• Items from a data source
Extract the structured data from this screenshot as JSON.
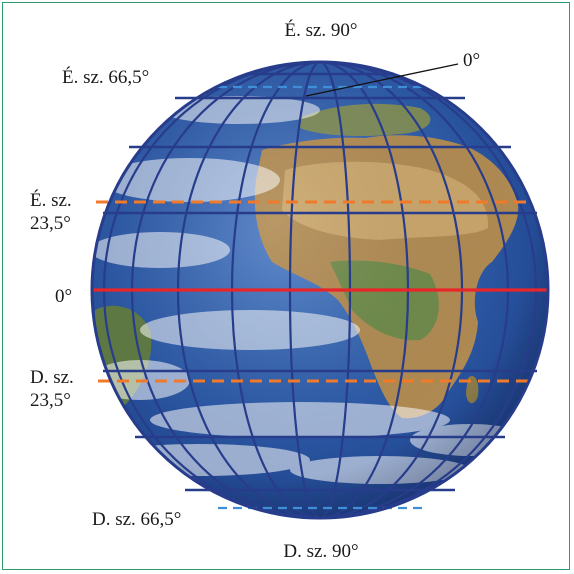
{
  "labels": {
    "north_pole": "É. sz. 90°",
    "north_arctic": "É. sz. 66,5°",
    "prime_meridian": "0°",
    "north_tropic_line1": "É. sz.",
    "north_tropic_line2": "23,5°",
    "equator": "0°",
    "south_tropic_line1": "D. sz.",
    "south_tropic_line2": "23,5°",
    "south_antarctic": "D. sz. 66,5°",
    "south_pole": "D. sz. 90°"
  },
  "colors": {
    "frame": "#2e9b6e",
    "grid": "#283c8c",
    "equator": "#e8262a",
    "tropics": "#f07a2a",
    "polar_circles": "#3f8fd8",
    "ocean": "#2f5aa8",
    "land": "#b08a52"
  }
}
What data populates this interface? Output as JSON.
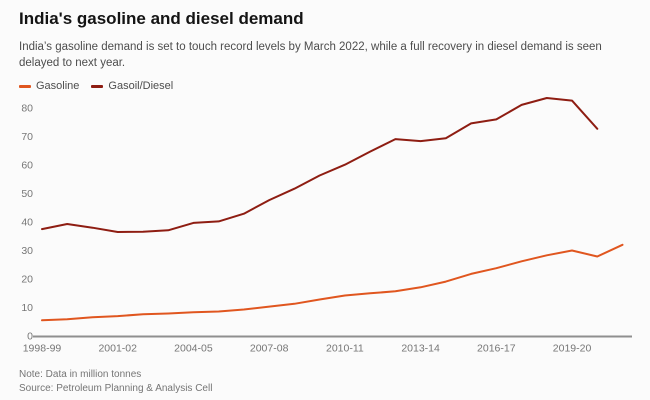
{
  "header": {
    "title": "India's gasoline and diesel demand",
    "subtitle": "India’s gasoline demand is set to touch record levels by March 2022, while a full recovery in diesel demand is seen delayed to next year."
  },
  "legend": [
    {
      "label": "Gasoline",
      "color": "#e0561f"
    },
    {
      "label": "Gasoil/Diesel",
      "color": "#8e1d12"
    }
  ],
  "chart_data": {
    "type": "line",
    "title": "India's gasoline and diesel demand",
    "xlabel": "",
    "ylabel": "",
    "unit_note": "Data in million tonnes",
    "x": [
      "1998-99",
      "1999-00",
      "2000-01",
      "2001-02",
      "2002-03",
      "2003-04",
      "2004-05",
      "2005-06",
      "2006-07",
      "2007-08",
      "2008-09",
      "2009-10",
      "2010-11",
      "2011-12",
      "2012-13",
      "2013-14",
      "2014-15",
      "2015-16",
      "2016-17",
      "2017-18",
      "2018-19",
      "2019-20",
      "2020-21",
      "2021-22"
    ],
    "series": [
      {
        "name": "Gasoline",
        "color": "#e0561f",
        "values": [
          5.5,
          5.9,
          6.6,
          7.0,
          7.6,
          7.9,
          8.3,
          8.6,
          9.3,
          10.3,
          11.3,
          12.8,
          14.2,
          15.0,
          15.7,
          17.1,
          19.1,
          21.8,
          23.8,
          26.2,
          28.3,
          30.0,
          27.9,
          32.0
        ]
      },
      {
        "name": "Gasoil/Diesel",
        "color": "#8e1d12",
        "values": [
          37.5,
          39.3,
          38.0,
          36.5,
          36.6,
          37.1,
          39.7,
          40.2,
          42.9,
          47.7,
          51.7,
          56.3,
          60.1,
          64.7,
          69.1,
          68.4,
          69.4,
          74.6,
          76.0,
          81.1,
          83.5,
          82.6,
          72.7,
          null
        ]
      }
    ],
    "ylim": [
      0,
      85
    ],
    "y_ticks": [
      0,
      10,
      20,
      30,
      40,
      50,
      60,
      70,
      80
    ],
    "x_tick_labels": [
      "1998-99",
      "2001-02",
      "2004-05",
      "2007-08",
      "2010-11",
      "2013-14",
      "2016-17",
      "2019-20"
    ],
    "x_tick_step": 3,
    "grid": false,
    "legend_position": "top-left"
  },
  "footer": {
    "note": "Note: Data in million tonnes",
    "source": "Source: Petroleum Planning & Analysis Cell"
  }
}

• Exercise directions
Leave every image out, and retype the material exactly.

• Full answer
Extract the structured data from this screenshot as JSON.
{
  "labels": {
    "north_pole": "É. sz. 90°",
    "north_arctic": "É. sz. 66,5°",
    "prime_meridian": "0°",
    "north_tropic_line1": "É. sz.",
    "north_tropic_line2": "23,5°",
    "equator": "0°",
    "south_tropic_line1": "D. sz.",
    "south_tropic_line2": "23,5°",
    "south_antarctic": "D. sz. 66,5°",
    "south_pole": "D. sz. 90°"
  },
  "colors": {
    "frame": "#2e9b6e",
    "grid": "#283c8c",
    "equator": "#e8262a",
    "tropics": "#f07a2a",
    "polar_circles": "#3f8fd8",
    "ocean": "#2f5aa8",
    "land": "#b08a52"
  }
}
What data populates this interface? Output as JSON.
{
  "header": {
    "title": "India's gasoline and diesel demand",
    "subtitle": "India’s gasoline demand is set to touch record levels by March 2022, while a full recovery in diesel demand is seen delayed to next year."
  },
  "legend": [
    {
      "label": "Gasoline",
      "color": "#e0561f"
    },
    {
      "label": "Gasoil/Diesel",
      "color": "#8e1d12"
    }
  ],
  "chart_data": {
    "type": "line",
    "title": "India's gasoline and diesel demand",
    "xlabel": "",
    "ylabel": "",
    "unit_note": "Data in million tonnes",
    "x": [
      "1998-99",
      "1999-00",
      "2000-01",
      "2001-02",
      "2002-03",
      "2003-04",
      "2004-05",
      "2005-06",
      "2006-07",
      "2007-08",
      "2008-09",
      "2009-10",
      "2010-11",
      "2011-12",
      "2012-13",
      "2013-14",
      "2014-15",
      "2015-16",
      "2016-17",
      "2017-18",
      "2018-19",
      "2019-20",
      "2020-21",
      "2021-22"
    ],
    "series": [
      {
        "name": "Gasoline",
        "color": "#e0561f",
        "values": [
          5.5,
          5.9,
          6.6,
          7.0,
          7.6,
          7.9,
          8.3,
          8.6,
          9.3,
          10.3,
          11.3,
          12.8,
          14.2,
          15.0,
          15.7,
          17.1,
          19.1,
          21.8,
          23.8,
          26.2,
          28.3,
          30.0,
          27.9,
          32.0
        ]
      },
      {
        "name": "Gasoil/Diesel",
        "color": "#8e1d12",
        "values": [
          37.5,
          39.3,
          38.0,
          36.5,
          36.6,
          37.1,
          39.7,
          40.2,
          42.9,
          47.7,
          51.7,
          56.3,
          60.1,
          64.7,
          69.1,
          68.4,
          69.4,
          74.6,
          76.0,
          81.1,
          83.5,
          82.6,
          72.7,
          null
        ]
      }
    ],
    "ylim": [
      0,
      85
    ],
    "y_ticks": [
      0,
      10,
      20,
      30,
      40,
      50,
      60,
      70,
      80
    ],
    "x_tick_labels": [
      "1998-99",
      "2001-02",
      "2004-05",
      "2007-08",
      "2010-11",
      "2013-14",
      "2016-17",
      "2019-20"
    ],
    "x_tick_step": 3,
    "grid": false,
    "legend_position": "top-left"
  },
  "footer": {
    "note": "Note: Data in million tonnes",
    "source": "Source: Petroleum Planning & Analysis Cell"
  }
}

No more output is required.